__WRITTEN TASK__:
Show only lines that include "model".

__ITEMS__:
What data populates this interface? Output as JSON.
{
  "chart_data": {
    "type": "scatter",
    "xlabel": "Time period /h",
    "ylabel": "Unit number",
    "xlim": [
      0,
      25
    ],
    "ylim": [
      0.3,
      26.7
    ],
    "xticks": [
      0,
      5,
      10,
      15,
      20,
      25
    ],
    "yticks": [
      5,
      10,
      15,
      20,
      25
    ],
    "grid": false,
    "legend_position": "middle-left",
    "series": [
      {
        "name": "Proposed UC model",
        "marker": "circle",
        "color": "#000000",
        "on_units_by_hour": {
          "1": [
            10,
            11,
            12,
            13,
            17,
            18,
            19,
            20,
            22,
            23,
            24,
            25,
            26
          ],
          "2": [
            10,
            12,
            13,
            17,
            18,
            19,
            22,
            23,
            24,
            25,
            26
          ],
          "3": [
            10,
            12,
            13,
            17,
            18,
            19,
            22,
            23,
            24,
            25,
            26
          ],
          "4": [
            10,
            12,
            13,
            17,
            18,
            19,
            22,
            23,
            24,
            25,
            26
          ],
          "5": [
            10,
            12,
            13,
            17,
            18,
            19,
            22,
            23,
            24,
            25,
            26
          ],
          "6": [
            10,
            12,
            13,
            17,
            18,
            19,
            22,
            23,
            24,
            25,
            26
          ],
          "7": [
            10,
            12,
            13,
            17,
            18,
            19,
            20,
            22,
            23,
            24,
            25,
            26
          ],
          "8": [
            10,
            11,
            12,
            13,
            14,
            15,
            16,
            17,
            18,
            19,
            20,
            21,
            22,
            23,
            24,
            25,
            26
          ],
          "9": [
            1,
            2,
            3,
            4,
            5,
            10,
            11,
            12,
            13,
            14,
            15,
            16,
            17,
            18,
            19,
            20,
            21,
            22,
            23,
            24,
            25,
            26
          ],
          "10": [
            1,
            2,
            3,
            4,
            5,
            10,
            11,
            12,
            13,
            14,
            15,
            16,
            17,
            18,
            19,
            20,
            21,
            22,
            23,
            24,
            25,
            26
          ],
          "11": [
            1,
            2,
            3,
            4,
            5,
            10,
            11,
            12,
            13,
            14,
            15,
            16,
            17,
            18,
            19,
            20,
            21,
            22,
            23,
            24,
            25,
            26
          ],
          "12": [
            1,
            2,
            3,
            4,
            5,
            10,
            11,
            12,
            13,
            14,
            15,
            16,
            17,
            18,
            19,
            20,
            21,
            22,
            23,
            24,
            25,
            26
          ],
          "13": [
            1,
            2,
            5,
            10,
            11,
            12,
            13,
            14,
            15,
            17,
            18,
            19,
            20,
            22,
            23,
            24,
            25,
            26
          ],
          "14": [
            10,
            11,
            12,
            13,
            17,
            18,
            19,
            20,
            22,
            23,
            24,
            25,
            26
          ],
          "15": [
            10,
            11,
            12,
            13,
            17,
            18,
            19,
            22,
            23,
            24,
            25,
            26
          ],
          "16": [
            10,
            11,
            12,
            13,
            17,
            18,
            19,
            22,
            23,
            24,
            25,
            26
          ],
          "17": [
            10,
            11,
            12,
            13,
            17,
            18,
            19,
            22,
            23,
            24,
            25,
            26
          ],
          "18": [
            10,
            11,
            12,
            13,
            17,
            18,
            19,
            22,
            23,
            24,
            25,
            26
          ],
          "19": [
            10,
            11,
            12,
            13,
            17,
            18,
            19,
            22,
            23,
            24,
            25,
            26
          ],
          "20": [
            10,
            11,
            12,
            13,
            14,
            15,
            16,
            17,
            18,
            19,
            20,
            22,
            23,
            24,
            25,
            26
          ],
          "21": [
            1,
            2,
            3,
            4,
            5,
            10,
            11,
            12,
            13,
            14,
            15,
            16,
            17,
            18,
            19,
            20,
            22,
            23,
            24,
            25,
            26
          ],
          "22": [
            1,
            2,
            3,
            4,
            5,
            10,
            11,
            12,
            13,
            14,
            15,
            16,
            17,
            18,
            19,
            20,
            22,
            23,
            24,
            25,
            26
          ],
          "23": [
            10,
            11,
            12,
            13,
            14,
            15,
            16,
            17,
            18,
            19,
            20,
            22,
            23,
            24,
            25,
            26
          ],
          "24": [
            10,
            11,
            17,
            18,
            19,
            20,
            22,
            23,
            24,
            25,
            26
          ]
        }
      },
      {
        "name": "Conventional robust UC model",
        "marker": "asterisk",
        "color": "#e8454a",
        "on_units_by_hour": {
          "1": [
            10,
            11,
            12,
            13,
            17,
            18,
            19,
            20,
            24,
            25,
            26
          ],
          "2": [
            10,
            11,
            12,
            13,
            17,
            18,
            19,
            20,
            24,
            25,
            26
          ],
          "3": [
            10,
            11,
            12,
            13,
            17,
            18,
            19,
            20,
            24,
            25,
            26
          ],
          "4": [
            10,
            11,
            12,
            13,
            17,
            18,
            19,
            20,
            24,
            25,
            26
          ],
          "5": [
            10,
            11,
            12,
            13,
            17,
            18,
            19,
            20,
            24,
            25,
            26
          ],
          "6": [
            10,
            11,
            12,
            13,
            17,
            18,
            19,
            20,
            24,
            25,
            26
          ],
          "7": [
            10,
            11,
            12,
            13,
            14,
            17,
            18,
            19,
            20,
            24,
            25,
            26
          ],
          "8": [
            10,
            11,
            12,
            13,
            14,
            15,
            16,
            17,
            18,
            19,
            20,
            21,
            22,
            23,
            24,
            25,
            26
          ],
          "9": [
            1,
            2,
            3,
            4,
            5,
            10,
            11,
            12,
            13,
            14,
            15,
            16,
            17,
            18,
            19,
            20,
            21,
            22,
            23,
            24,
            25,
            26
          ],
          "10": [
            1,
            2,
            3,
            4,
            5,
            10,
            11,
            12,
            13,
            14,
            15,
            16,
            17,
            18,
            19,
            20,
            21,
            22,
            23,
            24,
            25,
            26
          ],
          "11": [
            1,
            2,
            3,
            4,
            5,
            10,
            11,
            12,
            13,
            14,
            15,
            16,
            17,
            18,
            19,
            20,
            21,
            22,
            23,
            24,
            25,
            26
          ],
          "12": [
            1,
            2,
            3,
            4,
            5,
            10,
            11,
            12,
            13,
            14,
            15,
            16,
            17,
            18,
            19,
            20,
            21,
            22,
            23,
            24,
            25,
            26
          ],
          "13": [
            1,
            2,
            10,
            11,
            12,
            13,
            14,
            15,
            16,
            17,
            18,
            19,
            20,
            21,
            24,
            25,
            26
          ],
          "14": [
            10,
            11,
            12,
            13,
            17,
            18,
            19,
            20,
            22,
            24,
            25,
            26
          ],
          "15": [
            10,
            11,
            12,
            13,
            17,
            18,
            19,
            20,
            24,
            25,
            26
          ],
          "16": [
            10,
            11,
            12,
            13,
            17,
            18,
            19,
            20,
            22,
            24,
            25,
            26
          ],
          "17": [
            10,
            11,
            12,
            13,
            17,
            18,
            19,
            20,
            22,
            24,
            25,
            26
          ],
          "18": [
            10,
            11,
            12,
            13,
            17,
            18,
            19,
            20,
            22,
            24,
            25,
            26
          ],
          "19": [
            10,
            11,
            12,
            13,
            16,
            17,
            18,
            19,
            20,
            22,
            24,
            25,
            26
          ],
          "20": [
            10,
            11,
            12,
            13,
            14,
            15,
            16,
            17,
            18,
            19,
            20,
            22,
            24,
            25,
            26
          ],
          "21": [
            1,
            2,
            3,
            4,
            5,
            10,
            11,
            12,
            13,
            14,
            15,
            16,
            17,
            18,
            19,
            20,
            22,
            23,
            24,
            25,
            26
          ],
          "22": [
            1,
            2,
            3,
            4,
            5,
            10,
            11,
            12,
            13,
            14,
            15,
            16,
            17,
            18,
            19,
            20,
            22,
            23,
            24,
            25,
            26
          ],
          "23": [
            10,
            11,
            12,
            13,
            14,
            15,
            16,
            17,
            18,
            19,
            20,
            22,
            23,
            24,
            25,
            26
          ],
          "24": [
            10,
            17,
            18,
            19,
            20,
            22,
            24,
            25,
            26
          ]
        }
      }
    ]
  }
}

__FULL SOLUTION__:
        "name": "Proposed UC model",
        "name": "Conventional robust UC model",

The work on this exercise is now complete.